What you will do
Gather every line below where "gains" appears.

Supplied records
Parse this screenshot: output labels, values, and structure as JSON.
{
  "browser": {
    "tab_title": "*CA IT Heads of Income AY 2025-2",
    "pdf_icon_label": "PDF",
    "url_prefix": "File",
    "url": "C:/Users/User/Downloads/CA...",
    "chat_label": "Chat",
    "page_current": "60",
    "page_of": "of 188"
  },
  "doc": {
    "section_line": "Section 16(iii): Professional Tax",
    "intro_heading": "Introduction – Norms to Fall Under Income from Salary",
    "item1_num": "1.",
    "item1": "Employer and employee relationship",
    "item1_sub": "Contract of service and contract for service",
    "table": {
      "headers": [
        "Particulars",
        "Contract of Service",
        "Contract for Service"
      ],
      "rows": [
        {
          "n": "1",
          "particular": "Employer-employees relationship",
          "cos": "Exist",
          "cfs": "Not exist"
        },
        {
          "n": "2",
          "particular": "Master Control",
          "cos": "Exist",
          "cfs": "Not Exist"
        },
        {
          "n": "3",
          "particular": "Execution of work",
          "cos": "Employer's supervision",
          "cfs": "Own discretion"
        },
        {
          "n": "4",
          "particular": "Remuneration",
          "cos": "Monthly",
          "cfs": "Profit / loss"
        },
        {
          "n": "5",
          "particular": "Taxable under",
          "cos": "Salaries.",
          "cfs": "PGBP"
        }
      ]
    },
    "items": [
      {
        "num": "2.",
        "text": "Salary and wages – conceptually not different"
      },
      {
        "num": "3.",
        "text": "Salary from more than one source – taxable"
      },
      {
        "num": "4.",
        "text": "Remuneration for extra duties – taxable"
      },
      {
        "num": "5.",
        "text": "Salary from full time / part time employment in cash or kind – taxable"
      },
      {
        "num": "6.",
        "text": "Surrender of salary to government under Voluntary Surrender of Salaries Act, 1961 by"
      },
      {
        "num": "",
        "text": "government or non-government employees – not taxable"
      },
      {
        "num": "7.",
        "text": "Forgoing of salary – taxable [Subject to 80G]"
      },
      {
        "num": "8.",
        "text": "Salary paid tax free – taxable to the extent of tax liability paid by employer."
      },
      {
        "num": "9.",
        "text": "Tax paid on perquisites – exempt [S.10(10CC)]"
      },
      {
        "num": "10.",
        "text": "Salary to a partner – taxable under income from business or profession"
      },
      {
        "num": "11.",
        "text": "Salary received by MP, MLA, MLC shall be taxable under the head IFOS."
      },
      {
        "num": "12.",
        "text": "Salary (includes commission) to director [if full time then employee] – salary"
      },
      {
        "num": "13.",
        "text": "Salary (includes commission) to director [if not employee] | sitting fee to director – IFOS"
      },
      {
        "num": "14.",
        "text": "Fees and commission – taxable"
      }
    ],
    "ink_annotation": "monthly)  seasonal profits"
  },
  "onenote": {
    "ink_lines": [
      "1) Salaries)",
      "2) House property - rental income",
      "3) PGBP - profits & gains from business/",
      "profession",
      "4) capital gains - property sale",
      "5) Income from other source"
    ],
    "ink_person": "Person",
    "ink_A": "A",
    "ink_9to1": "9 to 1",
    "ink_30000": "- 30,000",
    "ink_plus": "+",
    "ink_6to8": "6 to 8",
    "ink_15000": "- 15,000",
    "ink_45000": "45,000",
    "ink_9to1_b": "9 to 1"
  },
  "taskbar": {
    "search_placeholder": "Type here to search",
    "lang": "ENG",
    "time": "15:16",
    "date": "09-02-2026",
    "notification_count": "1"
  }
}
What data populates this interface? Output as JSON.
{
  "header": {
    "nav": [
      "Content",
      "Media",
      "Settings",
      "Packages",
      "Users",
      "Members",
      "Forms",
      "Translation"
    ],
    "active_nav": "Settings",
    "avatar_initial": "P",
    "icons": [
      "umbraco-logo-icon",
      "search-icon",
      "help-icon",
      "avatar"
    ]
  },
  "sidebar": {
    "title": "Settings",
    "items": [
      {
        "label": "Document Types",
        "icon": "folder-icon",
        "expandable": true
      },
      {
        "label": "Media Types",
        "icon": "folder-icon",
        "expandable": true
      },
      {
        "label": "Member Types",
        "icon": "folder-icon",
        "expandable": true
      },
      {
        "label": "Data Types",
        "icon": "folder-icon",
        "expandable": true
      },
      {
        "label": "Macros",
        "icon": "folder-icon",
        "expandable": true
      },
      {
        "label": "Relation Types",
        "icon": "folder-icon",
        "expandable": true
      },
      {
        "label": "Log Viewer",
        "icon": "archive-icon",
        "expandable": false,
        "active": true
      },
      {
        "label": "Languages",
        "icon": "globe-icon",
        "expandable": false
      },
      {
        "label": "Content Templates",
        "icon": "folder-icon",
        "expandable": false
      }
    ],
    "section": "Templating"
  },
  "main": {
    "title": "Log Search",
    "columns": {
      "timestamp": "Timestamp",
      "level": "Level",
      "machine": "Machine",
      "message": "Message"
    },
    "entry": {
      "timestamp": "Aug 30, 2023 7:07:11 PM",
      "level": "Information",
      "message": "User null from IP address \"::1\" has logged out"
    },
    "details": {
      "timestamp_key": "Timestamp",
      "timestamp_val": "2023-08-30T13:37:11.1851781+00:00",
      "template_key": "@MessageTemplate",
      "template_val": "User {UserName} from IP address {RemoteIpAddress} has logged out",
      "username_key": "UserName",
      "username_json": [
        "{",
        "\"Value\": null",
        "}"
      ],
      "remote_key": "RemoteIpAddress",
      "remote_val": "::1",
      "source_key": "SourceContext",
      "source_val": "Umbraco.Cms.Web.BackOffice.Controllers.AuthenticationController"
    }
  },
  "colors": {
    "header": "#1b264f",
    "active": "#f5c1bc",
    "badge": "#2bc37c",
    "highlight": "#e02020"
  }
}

The output
      "3) PGBP - profits & gains from business/",
      "4) capital gains - property sale",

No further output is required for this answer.